▼

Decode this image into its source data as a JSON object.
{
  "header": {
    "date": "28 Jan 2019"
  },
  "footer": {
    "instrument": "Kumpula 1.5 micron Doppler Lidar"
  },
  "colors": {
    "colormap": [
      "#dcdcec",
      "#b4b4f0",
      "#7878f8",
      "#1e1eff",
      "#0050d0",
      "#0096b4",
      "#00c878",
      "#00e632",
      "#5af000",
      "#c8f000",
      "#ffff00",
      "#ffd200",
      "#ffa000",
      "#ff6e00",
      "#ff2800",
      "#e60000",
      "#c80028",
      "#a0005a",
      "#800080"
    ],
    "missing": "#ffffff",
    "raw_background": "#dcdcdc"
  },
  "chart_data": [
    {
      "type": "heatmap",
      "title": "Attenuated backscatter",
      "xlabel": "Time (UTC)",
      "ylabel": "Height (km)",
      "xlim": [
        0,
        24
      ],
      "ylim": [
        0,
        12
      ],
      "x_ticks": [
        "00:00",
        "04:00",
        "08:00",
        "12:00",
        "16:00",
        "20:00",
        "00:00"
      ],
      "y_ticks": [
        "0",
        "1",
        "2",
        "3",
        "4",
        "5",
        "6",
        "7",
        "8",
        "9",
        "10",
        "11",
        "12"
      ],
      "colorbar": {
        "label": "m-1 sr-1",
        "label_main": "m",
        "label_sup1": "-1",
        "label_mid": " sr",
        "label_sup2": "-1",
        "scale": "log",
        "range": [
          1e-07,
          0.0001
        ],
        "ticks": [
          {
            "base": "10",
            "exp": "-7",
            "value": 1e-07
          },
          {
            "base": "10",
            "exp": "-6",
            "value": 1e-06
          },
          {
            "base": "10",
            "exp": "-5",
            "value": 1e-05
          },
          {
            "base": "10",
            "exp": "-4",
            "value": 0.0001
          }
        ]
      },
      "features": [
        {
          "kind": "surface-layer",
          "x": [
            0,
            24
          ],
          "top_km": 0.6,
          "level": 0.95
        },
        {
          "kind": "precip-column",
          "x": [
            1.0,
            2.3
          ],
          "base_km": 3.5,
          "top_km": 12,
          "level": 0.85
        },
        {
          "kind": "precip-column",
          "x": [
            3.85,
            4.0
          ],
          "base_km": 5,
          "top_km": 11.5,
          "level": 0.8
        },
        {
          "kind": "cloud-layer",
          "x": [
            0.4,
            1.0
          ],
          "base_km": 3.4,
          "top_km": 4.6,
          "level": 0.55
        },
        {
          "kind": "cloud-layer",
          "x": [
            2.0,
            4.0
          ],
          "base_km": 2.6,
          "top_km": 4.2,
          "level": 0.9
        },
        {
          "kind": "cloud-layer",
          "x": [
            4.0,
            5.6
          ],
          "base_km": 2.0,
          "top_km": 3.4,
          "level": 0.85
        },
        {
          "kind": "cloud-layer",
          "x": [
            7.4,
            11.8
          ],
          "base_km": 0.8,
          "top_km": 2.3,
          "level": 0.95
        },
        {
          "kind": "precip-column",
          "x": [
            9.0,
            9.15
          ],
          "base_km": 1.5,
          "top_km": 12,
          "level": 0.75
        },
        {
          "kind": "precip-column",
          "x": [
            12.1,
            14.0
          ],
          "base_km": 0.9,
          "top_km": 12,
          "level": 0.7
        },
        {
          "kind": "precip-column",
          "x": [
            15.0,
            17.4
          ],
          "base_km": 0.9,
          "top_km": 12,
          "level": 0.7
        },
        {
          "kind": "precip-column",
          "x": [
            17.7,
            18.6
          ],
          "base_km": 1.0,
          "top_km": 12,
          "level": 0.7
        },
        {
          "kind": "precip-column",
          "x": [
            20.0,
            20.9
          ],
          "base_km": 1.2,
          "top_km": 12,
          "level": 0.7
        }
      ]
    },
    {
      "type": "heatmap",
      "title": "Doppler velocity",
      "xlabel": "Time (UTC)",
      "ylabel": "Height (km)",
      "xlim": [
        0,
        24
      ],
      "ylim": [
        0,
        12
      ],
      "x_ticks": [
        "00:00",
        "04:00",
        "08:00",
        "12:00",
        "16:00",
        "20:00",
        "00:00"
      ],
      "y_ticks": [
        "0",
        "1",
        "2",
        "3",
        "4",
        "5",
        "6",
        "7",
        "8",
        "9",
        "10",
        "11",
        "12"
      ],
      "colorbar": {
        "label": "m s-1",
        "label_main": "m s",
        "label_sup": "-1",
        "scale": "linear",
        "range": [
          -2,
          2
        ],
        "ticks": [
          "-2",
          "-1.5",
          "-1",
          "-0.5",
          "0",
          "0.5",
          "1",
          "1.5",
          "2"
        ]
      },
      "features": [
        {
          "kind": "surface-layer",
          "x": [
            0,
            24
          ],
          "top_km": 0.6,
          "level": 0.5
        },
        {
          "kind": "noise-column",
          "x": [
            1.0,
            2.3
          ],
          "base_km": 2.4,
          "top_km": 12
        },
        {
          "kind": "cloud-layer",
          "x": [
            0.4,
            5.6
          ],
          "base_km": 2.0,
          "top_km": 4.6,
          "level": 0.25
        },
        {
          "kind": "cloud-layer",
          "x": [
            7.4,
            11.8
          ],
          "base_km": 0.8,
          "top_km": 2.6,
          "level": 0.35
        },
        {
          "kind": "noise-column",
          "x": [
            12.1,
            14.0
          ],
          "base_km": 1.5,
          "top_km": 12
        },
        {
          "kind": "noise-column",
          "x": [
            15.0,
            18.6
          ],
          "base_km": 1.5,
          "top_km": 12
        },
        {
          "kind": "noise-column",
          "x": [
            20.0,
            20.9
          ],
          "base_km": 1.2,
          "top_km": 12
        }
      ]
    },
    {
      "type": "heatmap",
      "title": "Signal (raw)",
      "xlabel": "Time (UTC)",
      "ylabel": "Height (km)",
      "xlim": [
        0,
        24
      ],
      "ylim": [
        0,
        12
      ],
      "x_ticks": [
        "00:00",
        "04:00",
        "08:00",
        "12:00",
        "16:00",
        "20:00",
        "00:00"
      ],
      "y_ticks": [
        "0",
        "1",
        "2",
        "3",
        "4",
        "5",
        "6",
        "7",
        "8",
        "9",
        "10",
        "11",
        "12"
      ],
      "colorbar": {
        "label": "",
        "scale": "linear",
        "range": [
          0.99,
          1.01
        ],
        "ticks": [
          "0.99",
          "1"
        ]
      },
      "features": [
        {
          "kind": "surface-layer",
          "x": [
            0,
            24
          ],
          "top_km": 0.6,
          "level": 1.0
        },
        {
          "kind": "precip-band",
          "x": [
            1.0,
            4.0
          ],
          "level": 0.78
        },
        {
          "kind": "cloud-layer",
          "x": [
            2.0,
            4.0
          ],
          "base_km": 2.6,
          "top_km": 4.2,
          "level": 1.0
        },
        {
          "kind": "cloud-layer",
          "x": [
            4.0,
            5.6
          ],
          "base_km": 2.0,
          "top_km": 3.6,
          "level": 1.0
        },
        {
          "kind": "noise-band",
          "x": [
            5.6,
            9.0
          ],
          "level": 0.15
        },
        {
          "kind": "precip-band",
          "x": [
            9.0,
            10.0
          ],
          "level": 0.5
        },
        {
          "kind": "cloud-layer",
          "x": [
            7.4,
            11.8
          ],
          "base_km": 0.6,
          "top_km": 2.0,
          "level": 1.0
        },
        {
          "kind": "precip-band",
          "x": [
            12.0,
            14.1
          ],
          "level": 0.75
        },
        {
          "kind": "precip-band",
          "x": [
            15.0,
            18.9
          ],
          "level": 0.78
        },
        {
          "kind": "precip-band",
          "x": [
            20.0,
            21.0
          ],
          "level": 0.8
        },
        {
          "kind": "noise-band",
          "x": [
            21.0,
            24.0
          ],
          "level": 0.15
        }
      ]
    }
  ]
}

▲

## Task to carry out:
Every entry above should be retyped exactly as shown.

## Reply to the task:
Decode this image into its source data as a JSON object.
{
  "header": {
    "date": "28 Jan 2019"
  },
  "footer": {
    "instrument": "Kumpula 1.5 micron Doppler Lidar"
  },
  "colors": {
    "colormap": [
      "#dcdcec",
      "#b4b4f0",
      "#7878f8",
      "#1e1eff",
      "#0050d0",
      "#0096b4",
      "#00c878",
      "#00e632",
      "#5af000",
      "#c8f000",
      "#ffff00",
      "#ffd200",
      "#ffa000",
      "#ff6e00",
      "#ff2800",
      "#e60000",
      "#c80028",
      "#a0005a",
      "#800080"
    ],
    "missing": "#ffffff",
    "raw_background": "#dcdcdc"
  },
  "chart_data": [
    {
      "type": "heatmap",
      "title": "Attenuated backscatter",
      "xlabel": "Time (UTC)",
      "ylabel": "Height (km)",
      "xlim": [
        0,
        24
      ],
      "ylim": [
        0,
        12
      ],
      "x_ticks": [
        "00:00",
        "04:00",
        "08:00",
        "12:00",
        "16:00",
        "20:00",
        "00:00"
      ],
      "y_ticks": [
        "0",
        "1",
        "2",
        "3",
        "4",
        "5",
        "6",
        "7",
        "8",
        "9",
        "10",
        "11",
        "12"
      ],
      "colorbar": {
        "label": "m-1 sr-1",
        "label_main": "m",
        "label_sup1": "-1",
        "label_mid": " sr",
        "label_sup2": "-1",
        "scale": "log",
        "range": [
          1e-07,
          0.0001
        ],
        "ticks": [
          {
            "base": "10",
            "exp": "-7",
            "value": 1e-07
          },
          {
            "base": "10",
            "exp": "-6",
            "value": 1e-06
          },
          {
            "base": "10",
            "exp": "-5",
            "value": 1e-05
          },
          {
            "base": "10",
            "exp": "-4",
            "value": 0.0001
          }
        ]
      },
      "features": [
        {
          "kind": "surface-layer",
          "x": [
            0,
            24
          ],
          "top_km": 0.6,
          "level": 0.95
        },
        {
          "kind": "precip-column",
          "x": [
            1.0,
            2.3
          ],
          "base_km": 3.5,
          "top_km": 12,
          "level": 0.85
        },
        {
          "kind": "precip-column",
          "x": [
            3.85,
            4.0
          ],
          "base_km": 5,
          "top_km": 11.5,
          "level": 0.8
        },
        {
          "kind": "cloud-layer",
          "x": [
            0.4,
            1.0
          ],
          "base_km": 3.4,
          "top_km": 4.6,
          "level": 0.55
        },
        {
          "kind": "cloud-layer",
          "x": [
            2.0,
            4.0
          ],
          "base_km": 2.6,
          "top_km": 4.2,
          "level": 0.9
        },
        {
          "kind": "cloud-layer",
          "x": [
            4.0,
            5.6
          ],
          "base_km": 2.0,
          "top_km": 3.4,
          "level": 0.85
        },
        {
          "kind": "cloud-layer",
          "x": [
            7.4,
            11.8
          ],
          "base_km": 0.8,
          "top_km": 2.3,
          "level": 0.95
        },
        {
          "kind": "precip-column",
          "x": [
            9.0,
            9.15
          ],
          "base_km": 1.5,
          "top_km": 12,
          "level": 0.75
        },
        {
          "kind": "precip-column",
          "x": [
            12.1,
            14.0
          ],
          "base_km": 0.9,
          "top_km": 12,
          "level": 0.7
        },
        {
          "kind": "precip-column",
          "x": [
            15.0,
            17.4
          ],
          "base_km": 0.9,
          "top_km": 12,
          "level": 0.7
        },
        {
          "kind": "precip-column",
          "x": [
            17.7,
            18.6
          ],
          "base_km": 1.0,
          "top_km": 12,
          "level": 0.7
        },
        {
          "kind": "precip-column",
          "x": [
            20.0,
            20.9
          ],
          "base_km": 1.2,
          "top_km": 12,
          "level": 0.7
        }
      ]
    },
    {
      "type": "heatmap",
      "title": "Doppler velocity",
      "xlabel": "Time (UTC)",
      "ylabel": "Height (km)",
      "xlim": [
        0,
        24
      ],
      "ylim": [
        0,
        12
      ],
      "x_ticks": [
        "00:00",
        "04:00",
        "08:00",
        "12:00",
        "16:00",
        "20:00",
        "00:00"
      ],
      "y_ticks": [
        "0",
        "1",
        "2",
        "3",
        "4",
        "5",
        "6",
        "7",
        "8",
        "9",
        "10",
        "11",
        "12"
      ],
      "colorbar": {
        "label": "m s-1",
        "label_main": "m s",
        "label_sup": "-1",
        "scale": "linear",
        "range": [
          -2,
          2
        ],
        "ticks": [
          "-2",
          "-1.5",
          "-1",
          "-0.5",
          "0",
          "0.5",
          "1",
          "1.5",
          "2"
        ]
      },
      "features": [
        {
          "kind": "surface-layer",
          "x": [
            0,
            24
          ],
          "top_km": 0.6,
          "level": 0.5
        },
        {
          "kind": "noise-column",
          "x": [
            1.0,
            2.3
          ],
          "base_km": 2.4,
          "top_km": 12
        },
        {
          "kind": "cloud-layer",
          "x": [
            0.4,
            5.6
          ],
          "base_km": 2.0,
          "top_km": 4.6,
          "level": 0.25
        },
        {
          "kind": "cloud-layer",
          "x": [
            7.4,
            11.8
          ],
          "base_km": 0.8,
          "top_km": 2.6,
          "level": 0.35
        },
        {
          "kind": "noise-column",
          "x": [
            12.1,
            14.0
          ],
          "base_km": 1.5,
          "top_km": 12
        },
        {
          "kind": "noise-column",
          "x": [
            15.0,
            18.6
          ],
          "base_km": 1.5,
          "top_km": 12
        },
        {
          "kind": "noise-column",
          "x": [
            20.0,
            20.9
          ],
          "base_km": 1.2,
          "top_km": 12
        }
      ]
    },
    {
      "type": "heatmap",
      "title": "Signal (raw)",
      "xlabel": "Time (UTC)",
      "ylabel": "Height (km)",
      "xlim": [
        0,
        24
      ],
      "ylim": [
        0,
        12
      ],
      "x_ticks": [
        "00:00",
        "04:00",
        "08:00",
        "12:00",
        "16:00",
        "20:00",
        "00:00"
      ],
      "y_ticks": [
        "0",
        "1",
        "2",
        "3",
        "4",
        "5",
        "6",
        "7",
        "8",
        "9",
        "10",
        "11",
        "12"
      ],
      "colorbar": {
        "label": "",
        "scale": "linear",
        "range": [
          0.99,
          1.01
        ],
        "ticks": [
          "0.99",
          "1"
        ]
      },
      "features": [
        {
          "kind": "surface-layer",
          "x": [
            0,
            24
          ],
          "top_km": 0.6,
          "level": 1.0
        },
        {
          "kind": "precip-band",
          "x": [
            1.0,
            4.0
          ],
          "level": 0.78
        },
        {
          "kind": "cloud-layer",
          "x": [
            2.0,
            4.0
          ],
          "base_km": 2.6,
          "top_km": 4.2,
          "level": 1.0
        },
        {
          "kind": "cloud-layer",
          "x": [
            4.0,
            5.6
          ],
          "base_km": 2.0,
          "top_km": 3.6,
          "level": 1.0
        },
        {
          "kind": "noise-band",
          "x": [
            5.6,
            9.0
          ],
          "level": 0.15
        },
        {
          "kind": "precip-band",
          "x": [
            9.0,
            10.0
          ],
          "level": 0.5
        },
        {
          "kind": "cloud-layer",
          "x": [
            7.4,
            11.8
          ],
          "base_km": 0.6,
          "top_km": 2.0,
          "level": 1.0
        },
        {
          "kind": "precip-band",
          "x": [
            12.0,
            14.1
          ],
          "level": 0.75
        },
        {
          "kind": "precip-band",
          "x": [
            15.0,
            18.9
          ],
          "level": 0.78
        },
        {
          "kind": "precip-band",
          "x": [
            20.0,
            21.0
          ],
          "level": 0.8
        },
        {
          "kind": "noise-band",
          "x": [
            21.0,
            24.0
          ],
          "level": 0.15
        }
      ]
    }
  ]
}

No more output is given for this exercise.